* The exercise *
Only the lines from the one with "Transcribe this image's" onward are wanted, through the last line of the entries, set down exactly.

* Data lines *
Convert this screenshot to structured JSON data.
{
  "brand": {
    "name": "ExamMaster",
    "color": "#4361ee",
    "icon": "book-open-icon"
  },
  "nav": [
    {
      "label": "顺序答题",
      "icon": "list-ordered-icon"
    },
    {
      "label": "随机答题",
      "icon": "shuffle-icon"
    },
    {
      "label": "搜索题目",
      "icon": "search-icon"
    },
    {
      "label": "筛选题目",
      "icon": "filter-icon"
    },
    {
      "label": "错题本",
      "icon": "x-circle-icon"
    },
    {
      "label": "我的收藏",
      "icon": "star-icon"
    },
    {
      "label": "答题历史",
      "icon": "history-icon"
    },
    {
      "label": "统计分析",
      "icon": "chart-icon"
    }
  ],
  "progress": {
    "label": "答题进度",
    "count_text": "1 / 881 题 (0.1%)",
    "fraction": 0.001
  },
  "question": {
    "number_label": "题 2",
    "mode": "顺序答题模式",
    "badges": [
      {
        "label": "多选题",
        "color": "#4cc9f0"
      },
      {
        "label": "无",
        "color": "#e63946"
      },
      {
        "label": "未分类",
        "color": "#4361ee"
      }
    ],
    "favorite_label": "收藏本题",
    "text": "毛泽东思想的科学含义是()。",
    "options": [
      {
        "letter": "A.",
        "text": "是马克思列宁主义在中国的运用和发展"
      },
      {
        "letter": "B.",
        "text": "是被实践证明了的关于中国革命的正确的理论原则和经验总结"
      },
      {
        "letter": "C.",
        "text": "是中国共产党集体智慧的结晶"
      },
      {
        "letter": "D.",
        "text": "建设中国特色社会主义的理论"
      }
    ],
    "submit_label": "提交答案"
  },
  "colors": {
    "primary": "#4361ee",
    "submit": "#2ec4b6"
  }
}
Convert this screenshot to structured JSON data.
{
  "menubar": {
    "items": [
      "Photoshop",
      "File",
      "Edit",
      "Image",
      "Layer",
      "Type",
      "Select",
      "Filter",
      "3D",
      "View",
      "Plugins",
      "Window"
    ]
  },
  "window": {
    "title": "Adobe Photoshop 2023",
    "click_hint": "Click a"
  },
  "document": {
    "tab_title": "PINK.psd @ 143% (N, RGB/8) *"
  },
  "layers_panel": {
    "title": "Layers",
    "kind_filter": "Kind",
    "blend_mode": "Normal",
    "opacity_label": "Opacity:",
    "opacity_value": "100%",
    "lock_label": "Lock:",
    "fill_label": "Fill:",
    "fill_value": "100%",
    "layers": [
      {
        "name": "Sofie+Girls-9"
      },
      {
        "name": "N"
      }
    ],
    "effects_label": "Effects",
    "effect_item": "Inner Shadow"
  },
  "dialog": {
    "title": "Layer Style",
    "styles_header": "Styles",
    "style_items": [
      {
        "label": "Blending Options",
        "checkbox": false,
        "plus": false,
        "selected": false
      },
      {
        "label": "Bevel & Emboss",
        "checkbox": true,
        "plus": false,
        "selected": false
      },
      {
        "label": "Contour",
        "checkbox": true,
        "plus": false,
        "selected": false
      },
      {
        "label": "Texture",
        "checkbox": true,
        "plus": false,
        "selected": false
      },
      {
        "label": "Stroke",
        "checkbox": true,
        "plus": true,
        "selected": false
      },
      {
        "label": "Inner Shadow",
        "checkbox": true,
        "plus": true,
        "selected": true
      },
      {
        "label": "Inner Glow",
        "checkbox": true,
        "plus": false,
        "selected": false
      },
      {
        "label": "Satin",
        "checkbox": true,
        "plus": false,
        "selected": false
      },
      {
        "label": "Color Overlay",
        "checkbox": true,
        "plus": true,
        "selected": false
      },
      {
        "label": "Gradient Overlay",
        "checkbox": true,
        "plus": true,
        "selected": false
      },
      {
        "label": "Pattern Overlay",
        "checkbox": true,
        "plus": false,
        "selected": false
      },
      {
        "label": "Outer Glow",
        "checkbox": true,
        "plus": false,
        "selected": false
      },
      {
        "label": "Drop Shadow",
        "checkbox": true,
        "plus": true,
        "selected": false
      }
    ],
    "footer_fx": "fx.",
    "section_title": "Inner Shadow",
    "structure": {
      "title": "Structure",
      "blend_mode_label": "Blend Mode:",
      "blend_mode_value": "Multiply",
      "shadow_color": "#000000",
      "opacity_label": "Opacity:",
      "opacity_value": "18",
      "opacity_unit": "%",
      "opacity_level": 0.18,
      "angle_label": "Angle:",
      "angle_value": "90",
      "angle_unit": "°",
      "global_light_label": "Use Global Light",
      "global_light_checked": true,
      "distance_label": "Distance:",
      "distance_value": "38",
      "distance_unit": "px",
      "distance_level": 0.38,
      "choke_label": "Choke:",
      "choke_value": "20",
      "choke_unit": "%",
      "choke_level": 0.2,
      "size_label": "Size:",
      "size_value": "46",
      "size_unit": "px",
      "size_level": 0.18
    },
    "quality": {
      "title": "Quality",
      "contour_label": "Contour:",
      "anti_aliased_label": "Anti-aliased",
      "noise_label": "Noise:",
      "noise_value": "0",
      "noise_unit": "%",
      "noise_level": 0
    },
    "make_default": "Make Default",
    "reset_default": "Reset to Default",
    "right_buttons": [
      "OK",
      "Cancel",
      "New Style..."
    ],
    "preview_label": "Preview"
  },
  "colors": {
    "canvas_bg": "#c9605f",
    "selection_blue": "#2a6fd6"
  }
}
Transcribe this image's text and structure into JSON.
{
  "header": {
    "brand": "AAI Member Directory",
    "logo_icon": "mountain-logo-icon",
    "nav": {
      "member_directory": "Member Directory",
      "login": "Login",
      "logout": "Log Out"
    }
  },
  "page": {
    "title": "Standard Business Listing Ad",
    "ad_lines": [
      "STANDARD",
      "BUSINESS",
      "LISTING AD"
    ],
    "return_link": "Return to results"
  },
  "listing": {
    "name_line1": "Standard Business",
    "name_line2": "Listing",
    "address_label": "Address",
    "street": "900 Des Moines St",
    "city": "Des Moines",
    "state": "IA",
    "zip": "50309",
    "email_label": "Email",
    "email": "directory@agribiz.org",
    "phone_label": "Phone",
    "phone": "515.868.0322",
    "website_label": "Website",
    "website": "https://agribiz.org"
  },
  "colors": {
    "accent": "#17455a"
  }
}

* Written answer *
Transcribe this image's text and structure into JSON.
{
  "header": {
    "brand": "AAI Member Directory",
    "logo_icon": "mountain-logo-icon",
    "nav": {
      "member_directory": "Member Directory",
      "login": "Login",
      "logout": "Log Out"
    }
  },
  "page": {
    "title": "Standard Business Listing Ad",
    "ad_lines": [
      "STANDARD",
      "BUSINESS",
      "LISTING AD"
    ],
    "return_link": "Return to results"
  },
  "listing": {
    "name_line1": "Standard Business",
    "name_line2": "Listing",
    "address_label": "Address",
    "street": "900 Des Moines St",
    "city": "Des Moines",
    "state": "IA",
    "zip": "50309",
    "email_label": "Email",
    "email": "directory@agribiz.org",
    "phone_label": "Phone",
    "phone": "515.868.0322",
    "website_label": "Website",
    "website": "https://agribiz.org"
  },
  "colors": {
    "accent": "#17455a"
  }
}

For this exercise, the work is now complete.